(Entries with figure data)
□ □ □

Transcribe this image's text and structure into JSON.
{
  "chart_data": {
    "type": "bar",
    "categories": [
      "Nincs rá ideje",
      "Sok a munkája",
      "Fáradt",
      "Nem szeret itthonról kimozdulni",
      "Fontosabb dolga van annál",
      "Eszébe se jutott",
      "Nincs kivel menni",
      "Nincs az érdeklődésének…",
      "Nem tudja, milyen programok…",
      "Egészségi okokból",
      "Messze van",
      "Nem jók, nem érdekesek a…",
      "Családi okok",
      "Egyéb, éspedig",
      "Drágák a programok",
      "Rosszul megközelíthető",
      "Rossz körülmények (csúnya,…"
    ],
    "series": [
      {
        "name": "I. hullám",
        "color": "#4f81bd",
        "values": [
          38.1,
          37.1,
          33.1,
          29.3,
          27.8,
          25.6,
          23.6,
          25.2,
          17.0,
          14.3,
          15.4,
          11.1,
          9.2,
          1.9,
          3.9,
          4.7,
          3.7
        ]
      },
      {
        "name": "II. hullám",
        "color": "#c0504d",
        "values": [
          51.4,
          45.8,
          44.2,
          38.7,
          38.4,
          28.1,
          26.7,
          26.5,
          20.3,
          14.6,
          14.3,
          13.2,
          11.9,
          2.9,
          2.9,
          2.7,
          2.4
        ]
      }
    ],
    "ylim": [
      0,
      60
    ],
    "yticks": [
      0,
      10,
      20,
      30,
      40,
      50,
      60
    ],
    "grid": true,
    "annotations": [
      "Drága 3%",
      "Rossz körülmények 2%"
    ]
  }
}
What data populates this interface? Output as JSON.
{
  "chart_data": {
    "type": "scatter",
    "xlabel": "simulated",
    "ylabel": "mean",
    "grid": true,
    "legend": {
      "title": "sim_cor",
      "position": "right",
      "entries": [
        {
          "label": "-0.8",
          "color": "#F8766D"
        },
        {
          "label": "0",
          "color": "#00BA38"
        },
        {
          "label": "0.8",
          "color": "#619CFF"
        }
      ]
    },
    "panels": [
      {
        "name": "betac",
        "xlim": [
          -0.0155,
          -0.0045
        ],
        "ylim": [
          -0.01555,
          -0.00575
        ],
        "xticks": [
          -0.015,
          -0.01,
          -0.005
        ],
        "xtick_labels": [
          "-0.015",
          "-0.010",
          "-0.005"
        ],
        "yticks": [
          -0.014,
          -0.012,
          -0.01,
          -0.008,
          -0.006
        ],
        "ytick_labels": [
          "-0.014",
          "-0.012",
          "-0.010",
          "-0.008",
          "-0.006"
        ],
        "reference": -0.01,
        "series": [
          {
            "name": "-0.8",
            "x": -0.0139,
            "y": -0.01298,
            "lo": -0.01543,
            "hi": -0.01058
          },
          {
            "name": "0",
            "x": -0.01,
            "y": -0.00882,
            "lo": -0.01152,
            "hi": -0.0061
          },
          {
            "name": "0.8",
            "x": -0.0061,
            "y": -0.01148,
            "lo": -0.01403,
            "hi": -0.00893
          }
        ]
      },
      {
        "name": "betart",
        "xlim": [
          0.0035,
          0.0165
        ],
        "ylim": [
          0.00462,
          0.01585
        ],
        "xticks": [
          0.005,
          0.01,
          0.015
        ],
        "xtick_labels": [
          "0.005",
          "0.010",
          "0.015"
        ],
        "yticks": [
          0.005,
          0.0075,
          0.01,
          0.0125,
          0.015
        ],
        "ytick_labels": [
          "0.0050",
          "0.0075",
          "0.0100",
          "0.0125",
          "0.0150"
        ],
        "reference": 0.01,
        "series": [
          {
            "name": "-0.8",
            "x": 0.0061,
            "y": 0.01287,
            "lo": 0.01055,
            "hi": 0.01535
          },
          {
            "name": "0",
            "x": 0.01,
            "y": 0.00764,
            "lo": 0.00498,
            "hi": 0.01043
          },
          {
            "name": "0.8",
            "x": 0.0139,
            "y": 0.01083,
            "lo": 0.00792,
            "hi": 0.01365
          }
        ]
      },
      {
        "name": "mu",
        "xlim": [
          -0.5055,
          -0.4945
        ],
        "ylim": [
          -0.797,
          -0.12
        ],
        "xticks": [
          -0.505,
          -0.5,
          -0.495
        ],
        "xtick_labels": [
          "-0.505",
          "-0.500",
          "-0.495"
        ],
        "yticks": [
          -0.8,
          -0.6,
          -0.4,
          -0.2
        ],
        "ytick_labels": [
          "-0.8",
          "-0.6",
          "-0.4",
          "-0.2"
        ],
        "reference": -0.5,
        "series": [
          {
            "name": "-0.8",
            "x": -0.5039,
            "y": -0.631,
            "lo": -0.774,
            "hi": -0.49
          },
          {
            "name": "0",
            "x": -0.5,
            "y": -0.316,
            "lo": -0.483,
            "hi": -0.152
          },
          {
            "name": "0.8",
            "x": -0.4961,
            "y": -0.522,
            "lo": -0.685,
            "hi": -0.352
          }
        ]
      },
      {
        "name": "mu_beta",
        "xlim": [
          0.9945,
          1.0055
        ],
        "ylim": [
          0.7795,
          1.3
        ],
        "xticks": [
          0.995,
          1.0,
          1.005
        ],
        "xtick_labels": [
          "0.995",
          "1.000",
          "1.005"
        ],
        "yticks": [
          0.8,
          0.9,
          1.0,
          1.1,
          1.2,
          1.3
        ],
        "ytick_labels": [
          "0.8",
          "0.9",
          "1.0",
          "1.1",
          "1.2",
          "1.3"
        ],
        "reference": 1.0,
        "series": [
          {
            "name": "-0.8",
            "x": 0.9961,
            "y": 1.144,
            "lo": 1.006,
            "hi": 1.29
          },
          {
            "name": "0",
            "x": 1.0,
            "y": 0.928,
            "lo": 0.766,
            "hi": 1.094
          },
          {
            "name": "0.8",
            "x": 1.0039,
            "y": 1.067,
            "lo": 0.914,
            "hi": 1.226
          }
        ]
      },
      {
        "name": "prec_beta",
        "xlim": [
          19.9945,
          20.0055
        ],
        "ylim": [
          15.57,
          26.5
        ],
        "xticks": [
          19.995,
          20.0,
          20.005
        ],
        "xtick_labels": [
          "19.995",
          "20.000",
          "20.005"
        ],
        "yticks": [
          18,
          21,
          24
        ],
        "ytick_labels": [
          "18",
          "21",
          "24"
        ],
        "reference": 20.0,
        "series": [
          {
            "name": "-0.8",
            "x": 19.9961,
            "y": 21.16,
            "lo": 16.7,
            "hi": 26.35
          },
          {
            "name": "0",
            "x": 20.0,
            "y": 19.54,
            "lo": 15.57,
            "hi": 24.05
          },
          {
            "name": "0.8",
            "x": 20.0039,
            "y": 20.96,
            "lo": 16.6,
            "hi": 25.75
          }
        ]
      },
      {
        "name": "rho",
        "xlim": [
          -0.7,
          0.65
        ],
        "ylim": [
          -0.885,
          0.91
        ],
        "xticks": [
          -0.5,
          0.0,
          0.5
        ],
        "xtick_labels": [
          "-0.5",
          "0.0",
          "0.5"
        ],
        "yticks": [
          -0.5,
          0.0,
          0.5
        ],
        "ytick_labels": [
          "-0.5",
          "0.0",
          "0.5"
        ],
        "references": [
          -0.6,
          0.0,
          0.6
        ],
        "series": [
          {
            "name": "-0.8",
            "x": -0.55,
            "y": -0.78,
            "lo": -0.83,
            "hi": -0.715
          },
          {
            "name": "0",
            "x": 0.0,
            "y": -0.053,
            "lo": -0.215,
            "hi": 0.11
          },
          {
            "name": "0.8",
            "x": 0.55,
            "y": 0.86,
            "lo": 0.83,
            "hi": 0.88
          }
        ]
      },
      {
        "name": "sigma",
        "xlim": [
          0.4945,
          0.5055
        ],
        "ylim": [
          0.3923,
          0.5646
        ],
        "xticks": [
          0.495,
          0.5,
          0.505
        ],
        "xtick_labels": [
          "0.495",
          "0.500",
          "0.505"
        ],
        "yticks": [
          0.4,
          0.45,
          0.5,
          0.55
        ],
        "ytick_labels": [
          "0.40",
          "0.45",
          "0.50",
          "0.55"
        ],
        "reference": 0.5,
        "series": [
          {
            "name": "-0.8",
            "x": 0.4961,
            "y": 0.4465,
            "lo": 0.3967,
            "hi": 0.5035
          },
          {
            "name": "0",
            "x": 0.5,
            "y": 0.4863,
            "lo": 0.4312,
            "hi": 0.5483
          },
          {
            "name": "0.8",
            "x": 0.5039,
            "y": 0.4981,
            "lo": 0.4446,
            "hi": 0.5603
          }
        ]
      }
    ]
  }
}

□ □ □

Job
The word "programok" may appear on some lines. Report how many lines hold it, giving the number alone.

Written answer
2